Gather every line from the entries below that includes "Provision".

++++ Listed entries

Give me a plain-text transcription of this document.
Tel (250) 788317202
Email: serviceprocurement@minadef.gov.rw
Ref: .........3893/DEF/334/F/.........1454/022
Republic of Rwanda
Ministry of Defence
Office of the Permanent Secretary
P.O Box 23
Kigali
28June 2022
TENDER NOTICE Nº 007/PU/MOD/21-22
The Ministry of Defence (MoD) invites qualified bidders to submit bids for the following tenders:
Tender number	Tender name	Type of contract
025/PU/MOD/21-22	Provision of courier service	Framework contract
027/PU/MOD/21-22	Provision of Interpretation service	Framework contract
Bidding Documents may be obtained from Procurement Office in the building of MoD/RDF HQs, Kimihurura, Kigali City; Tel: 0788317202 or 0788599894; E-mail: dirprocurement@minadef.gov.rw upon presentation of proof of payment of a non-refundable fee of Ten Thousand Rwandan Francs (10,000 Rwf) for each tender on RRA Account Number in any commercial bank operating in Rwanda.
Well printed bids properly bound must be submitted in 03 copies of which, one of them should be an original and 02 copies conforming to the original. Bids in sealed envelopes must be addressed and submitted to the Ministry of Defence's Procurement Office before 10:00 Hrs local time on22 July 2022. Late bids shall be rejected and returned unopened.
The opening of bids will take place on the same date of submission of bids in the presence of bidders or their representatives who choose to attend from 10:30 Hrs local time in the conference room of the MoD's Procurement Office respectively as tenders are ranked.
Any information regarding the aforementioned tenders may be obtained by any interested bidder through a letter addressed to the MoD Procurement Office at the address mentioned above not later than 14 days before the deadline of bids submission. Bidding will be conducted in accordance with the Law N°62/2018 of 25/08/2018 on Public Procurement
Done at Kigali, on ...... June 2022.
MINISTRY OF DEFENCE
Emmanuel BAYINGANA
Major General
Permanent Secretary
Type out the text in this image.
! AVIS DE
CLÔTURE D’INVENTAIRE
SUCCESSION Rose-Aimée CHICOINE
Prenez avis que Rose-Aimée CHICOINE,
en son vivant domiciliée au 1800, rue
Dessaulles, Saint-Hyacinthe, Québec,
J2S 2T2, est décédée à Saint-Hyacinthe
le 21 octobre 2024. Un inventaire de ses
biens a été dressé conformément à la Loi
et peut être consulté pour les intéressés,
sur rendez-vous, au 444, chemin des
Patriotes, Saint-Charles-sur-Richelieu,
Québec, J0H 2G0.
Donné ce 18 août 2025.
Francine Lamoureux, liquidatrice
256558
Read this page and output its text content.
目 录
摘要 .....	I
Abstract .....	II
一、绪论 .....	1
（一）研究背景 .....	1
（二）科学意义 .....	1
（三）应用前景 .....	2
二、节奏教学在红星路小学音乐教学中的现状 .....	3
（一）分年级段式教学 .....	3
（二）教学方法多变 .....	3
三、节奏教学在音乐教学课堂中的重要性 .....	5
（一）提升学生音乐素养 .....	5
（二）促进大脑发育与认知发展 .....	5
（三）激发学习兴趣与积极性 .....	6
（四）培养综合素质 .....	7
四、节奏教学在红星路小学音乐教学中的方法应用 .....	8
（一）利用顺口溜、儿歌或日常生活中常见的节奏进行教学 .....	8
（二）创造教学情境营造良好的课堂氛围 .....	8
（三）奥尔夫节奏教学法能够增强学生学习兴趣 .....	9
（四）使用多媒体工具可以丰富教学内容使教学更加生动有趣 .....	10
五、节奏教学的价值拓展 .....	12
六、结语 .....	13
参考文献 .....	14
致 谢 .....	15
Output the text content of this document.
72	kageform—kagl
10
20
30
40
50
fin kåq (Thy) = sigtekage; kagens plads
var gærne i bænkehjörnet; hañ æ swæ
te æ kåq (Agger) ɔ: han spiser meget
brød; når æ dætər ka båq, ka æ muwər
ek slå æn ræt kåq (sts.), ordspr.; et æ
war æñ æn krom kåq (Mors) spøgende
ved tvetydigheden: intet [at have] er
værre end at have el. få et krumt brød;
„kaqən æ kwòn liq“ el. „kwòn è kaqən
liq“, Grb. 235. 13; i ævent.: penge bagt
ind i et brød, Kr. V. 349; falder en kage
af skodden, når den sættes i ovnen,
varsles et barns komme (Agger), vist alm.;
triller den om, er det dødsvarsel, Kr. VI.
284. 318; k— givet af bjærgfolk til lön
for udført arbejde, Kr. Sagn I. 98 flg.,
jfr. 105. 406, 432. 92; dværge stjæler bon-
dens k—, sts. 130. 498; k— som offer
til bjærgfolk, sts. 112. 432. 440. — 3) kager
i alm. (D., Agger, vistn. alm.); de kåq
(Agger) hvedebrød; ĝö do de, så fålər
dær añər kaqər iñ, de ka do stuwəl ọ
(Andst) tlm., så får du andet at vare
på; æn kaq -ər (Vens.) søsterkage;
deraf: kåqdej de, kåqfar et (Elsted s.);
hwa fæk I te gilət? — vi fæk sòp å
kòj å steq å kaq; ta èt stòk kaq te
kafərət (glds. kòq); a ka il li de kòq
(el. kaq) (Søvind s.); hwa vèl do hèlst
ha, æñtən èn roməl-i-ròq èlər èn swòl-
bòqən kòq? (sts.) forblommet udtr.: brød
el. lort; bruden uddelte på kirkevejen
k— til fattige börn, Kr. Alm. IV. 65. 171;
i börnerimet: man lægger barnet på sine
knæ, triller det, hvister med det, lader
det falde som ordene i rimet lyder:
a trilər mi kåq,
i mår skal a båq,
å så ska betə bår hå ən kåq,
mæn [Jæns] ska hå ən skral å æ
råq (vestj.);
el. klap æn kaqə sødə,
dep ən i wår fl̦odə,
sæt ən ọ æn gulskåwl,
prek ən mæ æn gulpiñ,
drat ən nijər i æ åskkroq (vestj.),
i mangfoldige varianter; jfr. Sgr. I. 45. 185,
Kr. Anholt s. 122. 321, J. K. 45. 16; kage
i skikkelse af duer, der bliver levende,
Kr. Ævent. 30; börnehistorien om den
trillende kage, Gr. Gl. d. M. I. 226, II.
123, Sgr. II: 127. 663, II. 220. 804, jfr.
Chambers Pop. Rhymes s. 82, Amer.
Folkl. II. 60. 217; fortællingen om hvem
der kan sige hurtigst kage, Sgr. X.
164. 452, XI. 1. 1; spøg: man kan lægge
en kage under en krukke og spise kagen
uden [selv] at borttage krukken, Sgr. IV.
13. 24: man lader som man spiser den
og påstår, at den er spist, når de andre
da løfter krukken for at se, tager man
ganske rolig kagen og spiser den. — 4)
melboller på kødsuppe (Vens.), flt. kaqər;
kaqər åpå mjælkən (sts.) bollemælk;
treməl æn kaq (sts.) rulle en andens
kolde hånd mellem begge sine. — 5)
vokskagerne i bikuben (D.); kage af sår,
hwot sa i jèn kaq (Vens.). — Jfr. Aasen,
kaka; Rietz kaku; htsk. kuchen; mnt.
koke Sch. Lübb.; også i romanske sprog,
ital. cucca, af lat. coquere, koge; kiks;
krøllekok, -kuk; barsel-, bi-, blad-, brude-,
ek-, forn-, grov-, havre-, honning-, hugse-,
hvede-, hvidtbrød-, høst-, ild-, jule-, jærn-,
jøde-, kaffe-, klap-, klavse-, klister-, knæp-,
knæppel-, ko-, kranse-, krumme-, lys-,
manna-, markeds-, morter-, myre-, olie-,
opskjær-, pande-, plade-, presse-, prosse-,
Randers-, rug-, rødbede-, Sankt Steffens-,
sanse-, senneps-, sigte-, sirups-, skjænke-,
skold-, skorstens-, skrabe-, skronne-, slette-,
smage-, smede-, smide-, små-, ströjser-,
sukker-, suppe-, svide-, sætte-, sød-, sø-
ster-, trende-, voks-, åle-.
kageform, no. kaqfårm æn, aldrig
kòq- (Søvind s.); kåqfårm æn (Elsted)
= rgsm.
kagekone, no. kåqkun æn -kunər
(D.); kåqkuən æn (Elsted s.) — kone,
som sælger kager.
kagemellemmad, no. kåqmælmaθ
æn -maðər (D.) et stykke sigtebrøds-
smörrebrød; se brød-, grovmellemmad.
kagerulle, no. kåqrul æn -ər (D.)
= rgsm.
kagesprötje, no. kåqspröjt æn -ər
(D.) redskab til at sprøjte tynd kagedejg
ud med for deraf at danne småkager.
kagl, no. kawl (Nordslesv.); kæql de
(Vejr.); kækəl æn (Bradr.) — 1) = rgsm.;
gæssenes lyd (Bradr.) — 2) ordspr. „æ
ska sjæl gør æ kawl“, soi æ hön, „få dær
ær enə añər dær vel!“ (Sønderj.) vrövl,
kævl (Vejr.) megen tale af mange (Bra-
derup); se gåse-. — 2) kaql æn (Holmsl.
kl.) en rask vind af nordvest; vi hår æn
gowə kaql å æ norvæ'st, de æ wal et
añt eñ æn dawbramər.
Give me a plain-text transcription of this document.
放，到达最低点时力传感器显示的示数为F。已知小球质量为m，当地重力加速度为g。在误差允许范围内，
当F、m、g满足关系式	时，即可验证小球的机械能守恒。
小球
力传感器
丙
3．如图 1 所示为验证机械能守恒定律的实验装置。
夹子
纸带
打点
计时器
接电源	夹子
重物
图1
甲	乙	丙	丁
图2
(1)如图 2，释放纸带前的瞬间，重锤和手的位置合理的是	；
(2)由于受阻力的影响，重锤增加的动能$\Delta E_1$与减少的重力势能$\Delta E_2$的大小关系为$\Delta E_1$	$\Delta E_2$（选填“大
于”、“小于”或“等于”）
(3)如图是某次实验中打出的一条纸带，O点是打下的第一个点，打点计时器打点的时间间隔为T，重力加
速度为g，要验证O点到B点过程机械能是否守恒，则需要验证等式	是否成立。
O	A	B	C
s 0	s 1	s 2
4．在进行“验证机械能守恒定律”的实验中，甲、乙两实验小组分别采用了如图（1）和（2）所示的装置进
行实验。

++++++++

**Result of the exercise**.
025/PU/MOD/21-22	Provision of courier service	Framework contract
027/PU/MOD/21-22	Provision of Interpretation service	Framework contract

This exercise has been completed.